— Text segment —

* Begin *

[<prev] [next>] [<thread-prev] [day] [month] [year] [list]
Message-ID: <20250616062922.682558-2-lulu@redhat.com>
Date: Mon, 16 Jun 2025 14:28:19 +0800
From: Cindy Lu <lulu@...hat.com>
To: lulu@...hat.com,
jasowang@...hat.com,
mst@...hat.com,
michael.christie@...cle.com,
sgarzare@...hat.com,
linux-kernel@...r.kernel.org,
virtualization@...ts.linux-foundation.org,
netdev@...r.kernel.org
Subject: [PATCH v12 1/1] vhost: Reintroduces support of kthread API and adds mode selection
This patch reintroduces kthread mode for vhost workers and provides
configuration to select between kthread and task worker.
- Add 'fork_owner' parameter to vhost_dev to let users select kthread
or task mode. Default mode is task mode(VHOST_FORK_OWNER_TASK).
- Reintroduce kthread mode support:
* Bring back the original vhost_worker() implementation,
and renamed to vhost_run_work_kthread_list().
* Add cgroup support for the kthread
* Introduce struct vhost_worker_ops:
- Encapsulates create / stop / wake‑up callbacks.
- vhost_worker_create() selects the proper ops according to
inherit_owner.
- Userspace configuration interface:
* New IOCTLs:
- VHOST_SET_FORK_FROM_OWNER lets userspace select task mode
(VHOST_FORK_OWNER_TASK) or kthread mode (VHOST_FORK_OWNER_KTHREAD)
- VHOST_GET_FORK_FROM_OWNER reads the current worker mode
* Expose module parameter 'fork_from_owner_default' to allow system
administrators to configure the default mode for vhost workers
* Kconfig option CONFIG_VHOST_ENABLE_FORK_OWNER_CONTROL controls whether
these IOCTLs and the parameter are available (for distros that may
want to disable them)
- The VHOST_NEW_WORKER functionality requires fork_owner to be set
to true, with validation added to ensure proper configuration
This partially reverts or improves upon:
commit 6e890c5d5021 ("vhost: use vhost_tasks for worker threads")
commit 1cdaafa1b8b4 ("vhost: replace single worker pointer with xarray")
Signed-off-by: Cindy Lu <lulu@...hat.com>
---
drivers/vhost/Kconfig | 17 +++
drivers/vhost/vhost.c | 244 ++++++++++++++++++++++++++++++++++---
drivers/vhost/vhost.h | 22 ++++
include/uapi/linux/vhost.h | 29 +++++
4 files changed, 294 insertions(+), 18 deletions(-)
diff --git a/drivers/vhost/Kconfig b/drivers/vhost/Kconfig
index 020d4fbb947c..1b3602b1f8e2 100644
--- a/drivers/vhost/Kconfig
+++ b/drivers/vhost/Kconfig
@@ -95,4 +95,21 @@ config VHOST_CROSS_ENDIAN_LEGACY
If unsure, say "N".
+config VHOST_ENABLE_FORK_OWNER_CONTROL
+ bool "Enable VHOST_ENABLE_FORK_OWNER_CONTROL"

* End *

— Recorded data —
* Begin *

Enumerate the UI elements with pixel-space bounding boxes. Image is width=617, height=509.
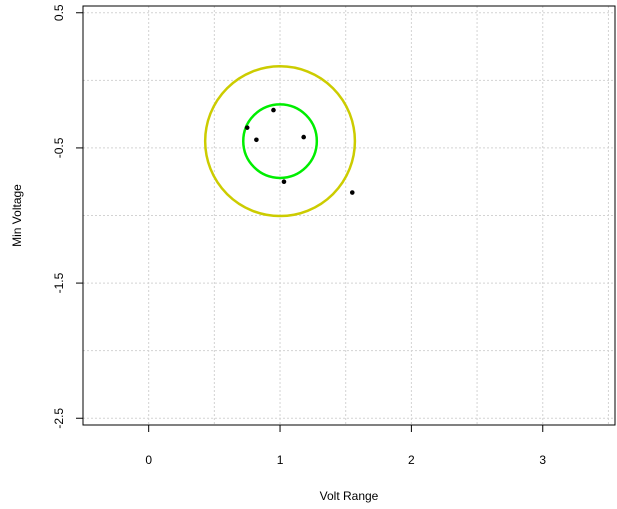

* End *

— Required work —
1. Print the vhost patch message from "Signed-off-by: Cindy Lu" to "insertions(+), 18 deletions(-)".
2. Give the part of the vhost patch message that comes next after its last line.
The lines above are separate material, apart from the vhost patch message.

— The replies —
1.
Signed-off-by: Cindy Lu <lulu@...hat.com>
---
drivers/vhost/Kconfig | 17 +++
drivers/vhost/vhost.c | 244 ++++++++++++++++++++++++++++++++++---
drivers/vhost/vhost.h | 22 ++++
include/uapi/linux/vhost.h | 29 +++++
4 files changed, 294 insertions(+), 18 deletions(-)

2.
+ default n
+ help
+ This option enables two IOCTLs: VHOST_SET_FORK_FROM_OWNER and
+ VHOST_GET_FORK_FROM_OWNER. These allow userspace applications
+ to modify the vhost worker mode for vhost devices.
+
+ Also expose module parameter 'fork_from_owner_default' to allow users
+ to configure the default mode for vhost workers.
+
+ By default, `VHOST_ENABLE_FORK_OWNER_CONTROL` is set to `n`,
+ which disables the IOCTLs and parameter.
+ When enabled (y), users can change the worker thread mode as needed.
+
+ If unsure, say "N".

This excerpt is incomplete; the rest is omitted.